== WORK TO COMPLETE ==
Copy every record exactly, and keep the pictures out.

>> start AVAILABLE DATA

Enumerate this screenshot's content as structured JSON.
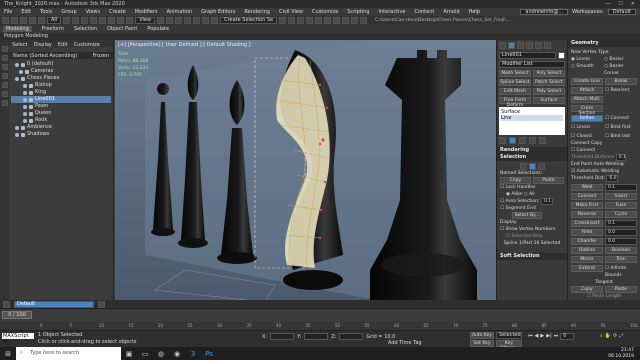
{
  "window": {
    "title": "The_Knight_2020.max - Autodesk 3ds Max 2020"
  },
  "menu": {
    "items": [
      "File",
      "Edit",
      "Tools",
      "Group",
      "Views",
      "Create",
      "Modifiers",
      "Animation",
      "Graph Editors",
      "Rendering",
      "Civil View",
      "Customize",
      "Scripting",
      "Interactive",
      "Content",
      "Arnold",
      "Help"
    ],
    "user": "andrewinfo@...",
    "workspaces_label": "Workspaces:",
    "workspace_value": "Default"
  },
  "toolbar": {
    "selection_filter": "All",
    "view_dropdown": "View",
    "create_sel_set": "Create Selection Se"
  },
  "ribbon": {
    "tabs": [
      "Modeling",
      "Freeform",
      "Selection",
      "Object Paint",
      "Populate"
    ],
    "sub": "Polygon Modeling",
    "path": "C:\\Users\\Can-Hero\\Desktop\\Chess Pieces\\Chess_Set_Final\\..."
  },
  "scene_explorer": {
    "menu": [
      "Select",
      "Display",
      "Edit",
      "Customize"
    ],
    "col_name": "Name (Sorted Ascending)",
    "col_frozen": "Frozen",
    "rows": [
      {
        "label": "0 (default)",
        "selected": false
      },
      {
        "label": "Cameras",
        "selected": false
      },
      {
        "label": "Chess Pieces",
        "selected": false
      },
      {
        "label": "Bishop",
        "selected": false
      },
      {
        "label": "King",
        "selected": false
      },
      {
        "label": "Line001",
        "selected": true
      },
      {
        "label": "Pawn",
        "selected": false
      },
      {
        "label": "Queen",
        "selected": false
      },
      {
        "label": "Rook",
        "selected": false
      },
      {
        "label": "Ambience",
        "selected": false
      },
      {
        "label": "Shadows",
        "selected": false
      }
    ],
    "layer": "Default"
  },
  "viewport": {
    "label": "[+] [Perspective] [ User Defined ] [ Default Shading ]",
    "stats": [
      {
        "k": "Total",
        "v": ""
      },
      {
        "k": "Polys:",
        "v": "88,368"
      },
      {
        "k": "Verts:",
        "v": "23,333"
      },
      {
        "k": "FPS:",
        "v": "0.795"
      }
    ]
  },
  "command_panel": {
    "object_name": "Line001",
    "modifier_list": "Modifier List",
    "buttons": [
      [
        "Mesh Select",
        "Poly Select"
      ],
      [
        "Spline Select",
        "Patch Select"
      ],
      [
        "Edit Mesh",
        "Poly Select"
      ],
      [
        "Free Form Deform",
        "Surface"
      ]
    ],
    "stack": [
      "Surface",
      "Line"
    ],
    "rendering": "Rendering",
    "selection": "Selection",
    "named_selections": "Named Selections:",
    "copy": "Copy",
    "paste": "Paste",
    "lock_handles": "Lock Handles",
    "alike": "Alike",
    "all": "All",
    "area_selection": "Area Selection:",
    "area_value": "0.1",
    "segment_end": "Segment End",
    "select_by": "Select By...",
    "display": "Display",
    "show_vertex_numbers": "Show Vertex Numbers",
    "selected_only": "Selected Only",
    "spline_info": "Spline 1/Part 16 Selected",
    "soft_selection": "Soft Selection"
  },
  "geometry_panel": {
    "title": "Geometry",
    "new_vertex_type": "New Vertex Type",
    "types": [
      "Linear",
      "Bezier",
      "Smooth",
      "Bezier Corner"
    ],
    "create_line": "Create Line",
    "break": "Break",
    "attach": "Attach",
    "reorient": "Reorient",
    "attach_mult": "Attach Mult.",
    "cross_section": "Cross Section",
    "refine": "Refine",
    "connect": "Connect",
    "linear": "Linear",
    "bind_first": "Bind first",
    "closed": "Closed",
    "bind_last": "Bind last",
    "connect_copy": "Connect Copy",
    "connect_label": "Connect",
    "threshold_label": "Threshold Distance",
    "threshold": "0.1",
    "end_point_auto_welding": "End Point Auto-Welding",
    "automatic_welding": "Automatic Welding",
    "threshold_dist": "Threshold Dist:",
    "threshold_dist_val": "6.0",
    "weld": "Weld",
    "weld_val": "0.1",
    "ops": [
      [
        "Connect",
        "Insert"
      ],
      [
        "Make First",
        "Fuse"
      ],
      [
        "Reverse",
        "Cycle"
      ],
      [
        "CrossInsert",
        "0.1"
      ],
      [
        "Fillet",
        "0.0"
      ],
      [
        "Chamfer",
        "0.0"
      ]
    ],
    "outline": "Outline",
    "boolean": "Boolean",
    "mirror": "Mirror",
    "trim": "Trim",
    "extend": "Extend",
    "infinite_bounds": "Infinite Bounds",
    "tangent": "Tangent",
    "paste_length": "Paste Length",
    "hide": "Hide",
    "unhide_all": "Unhide All",
    "bind": "Bind",
    "unbind": "Unbind",
    "delete": "Delete",
    "close": "Close",
    "divide": "Divide",
    "detach": "Detach",
    "copy": "Copy",
    "paste": "Paste"
  },
  "timeline": {
    "frame_counter": "0 / 100",
    "ticks": [
      "0",
      "5",
      "10",
      "15",
      "20",
      "25",
      "30",
      "35",
      "40",
      "45",
      "50",
      "55",
      "60",
      "65",
      "70",
      "75",
      "80",
      "85",
      "90",
      "95",
      "100"
    ]
  },
  "status": {
    "objects_selected": "1 Object Selected",
    "prompt": "Click or click-and-drag to select objects",
    "maxscript": "MAXScript Mi",
    "x_label": "X:",
    "y_label": "Y:",
    "z_label": "Z:",
    "grid": "Grid = 10.0",
    "add_time_tag": "Add Time Tag",
    "auto_key": "Auto Key",
    "set_key": "Set Key",
    "selected": "Selected",
    "key_filters": "Key Filters...",
    "frame": "0"
  },
  "taskbar": {
    "search_placeholder": "Type here to search",
    "time": "21:47",
    "date": "06.10.2019"
  },
  "colors": {
    "accent": "#4a82c0",
    "viewport_bg": "#5a6e86",
    "selected_row": "#5b7fa6"
  }
}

>> end AVAILABLE DATA

== RESULT BELOW ==
Enumerate this screenshot's content as structured JSON.
{
  "window": {
    "title": "The_Knight_2020.max - Autodesk 3ds Max 2020"
  },
  "menu": {
    "items": [
      "File",
      "Edit",
      "Tools",
      "Group",
      "Views",
      "Create",
      "Modifiers",
      "Animation",
      "Graph Editors",
      "Rendering",
      "Civil View",
      "Customize",
      "Scripting",
      "Interactive",
      "Content",
      "Arnold",
      "Help"
    ],
    "user": "andrewinfo@...",
    "workspaces_label": "Workspaces:",
    "workspace_value": "Default"
  },
  "toolbar": {
    "selection_filter": "All",
    "view_dropdown": "View",
    "create_sel_set": "Create Selection Se"
  },
  "ribbon": {
    "tabs": [
      "Modeling",
      "Freeform",
      "Selection",
      "Object Paint",
      "Populate"
    ],
    "sub": "Polygon Modeling",
    "path": "C:\\Users\\Can-Hero\\Desktop\\Chess Pieces\\Chess_Set_Final\\..."
  },
  "scene_explorer": {
    "menu": [
      "Select",
      "Display",
      "Edit",
      "Customize"
    ],
    "col_name": "Name (Sorted Ascending)",
    "col_frozen": "Frozen",
    "rows": [
      {
        "label": "0 (default)",
        "selected": false
      },
      {
        "label": "Cameras",
        "selected": false
      },
      {
        "label": "Chess Pieces",
        "selected": false
      },
      {
        "label": "Bishop",
        "selected": false
      },
      {
        "label": "King",
        "selected": false
      },
      {
        "label": "Line001",
        "selected": true
      },
      {
        "label": "Pawn",
        "selected": false
      },
      {
        "label": "Queen",
        "selected": false
      },
      {
        "label": "Rook",
        "selected": false
      },
      {
        "label": "Ambience",
        "selected": false
      },
      {
        "label": "Shadows",
        "selected": false
      }
    ],
    "layer": "Default"
  },
  "viewport": {
    "label": "[+] [Perspective] [ User Defined ] [ Default Shading ]",
    "stats": [
      {
        "k": "Total",
        "v": ""
      },
      {
        "k": "Polys:",
        "v": "88,368"
      },
      {
        "k": "Verts:",
        "v": "23,333"
      },
      {
        "k": "FPS:",
        "v": "0.795"
      }
    ]
  },
  "command_panel": {
    "object_name": "Line001",
    "modifier_list": "Modifier List",
    "buttons": [
      [
        "Mesh Select",
        "Poly Select"
      ],
      [
        "Spline Select",
        "Patch Select"
      ],
      [
        "Edit Mesh",
        "Poly Select"
      ],
      [
        "Free Form Deform",
        "Surface"
      ]
    ],
    "stack": [
      "Surface",
      "Line"
    ],
    "rendering": "Rendering",
    "selection": "Selection",
    "named_selections": "Named Selections:",
    "copy": "Copy",
    "paste": "Paste",
    "lock_handles": "Lock Handles",
    "alike": "Alike",
    "all": "All",
    "area_selection": "Area Selection:",
    "area_value": "0.1",
    "segment_end": "Segment End",
    "select_by": "Select By...",
    "display": "Display",
    "show_vertex_numbers": "Show Vertex Numbers",
    "selected_only": "Selected Only",
    "spline_info": "Spline 1/Part 16 Selected",
    "soft_selection": "Soft Selection"
  },
  "geometry_panel": {
    "title": "Geometry",
    "new_vertex_type": "New Vertex Type",
    "types": [
      "Linear",
      "Bezier",
      "Smooth",
      "Bezier Corner"
    ],
    "create_line": "Create Line",
    "break": "Break",
    "attach": "Attach",
    "reorient": "Reorient",
    "attach_mult": "Attach Mult.",
    "cross_section": "Cross Section",
    "refine": "Refine",
    "connect": "Connect",
    "linear": "Linear",
    "bind_first": "Bind first",
    "closed": "Closed",
    "bind_last": "Bind last",
    "connect_copy": "Connect Copy",
    "connect_label": "Connect",
    "threshold_label": "Threshold Distance",
    "threshold": "0.1",
    "end_point_auto_welding": "End Point Auto-Welding",
    "automatic_welding": "Automatic Welding",
    "threshold_dist": "Threshold Dist:",
    "threshold_dist_val": "6.0",
    "weld": "Weld",
    "weld_val": "0.1",
    "ops": [
      [
        "Connect",
        "Insert"
      ],
      [
        "Make First",
        "Fuse"
      ],
      [
        "Reverse",
        "Cycle"
      ],
      [
        "CrossInsert",
        "0.1"
      ],
      [
        "Fillet",
        "0.0"
      ],
      [
        "Chamfer",
        "0.0"
      ]
    ],
    "outline": "Outline",
    "boolean": "Boolean",
    "mirror": "Mirror",
    "trim": "Trim",
    "extend": "Extend",
    "infinite_bounds": "Infinite Bounds",
    "tangent": "Tangent",
    "paste_length": "Paste Length",
    "hide": "Hide",
    "unhide_all": "Unhide All",
    "bind": "Bind",
    "unbind": "Unbind",
    "delete": "Delete",
    "close": "Close",
    "divide": "Divide",
    "detach": "Detach",
    "copy": "Copy",
    "paste": "Paste"
  },
  "timeline": {
    "frame_counter": "0 / 100",
    "ticks": [
      "0",
      "5",
      "10",
      "15",
      "20",
      "25",
      "30",
      "35",
      "40",
      "45",
      "50",
      "55",
      "60",
      "65",
      "70",
      "75",
      "80",
      "85",
      "90",
      "95",
      "100"
    ]
  },
  "status": {
    "objects_selected": "1 Object Selected",
    "prompt": "Click or click-and-drag to select objects",
    "maxscript": "MAXScript Mi",
    "x_label": "X:",
    "y_label": "Y:",
    "z_label": "Z:",
    "grid": "Grid = 10.0",
    "add_time_tag": "Add Time Tag",
    "auto_key": "Auto Key",
    "set_key": "Set Key",
    "selected": "Selected",
    "key_filters": "Key Filters...",
    "frame": "0"
  },
  "taskbar": {
    "search_placeholder": "Type here to search",
    "time": "21:47",
    "date": "06.10.2019"
  },
  "colors": {
    "accent": "#4a82c0",
    "viewport_bg": "#5a6e86",
    "selected_row": "#5b7fa6"
  }
}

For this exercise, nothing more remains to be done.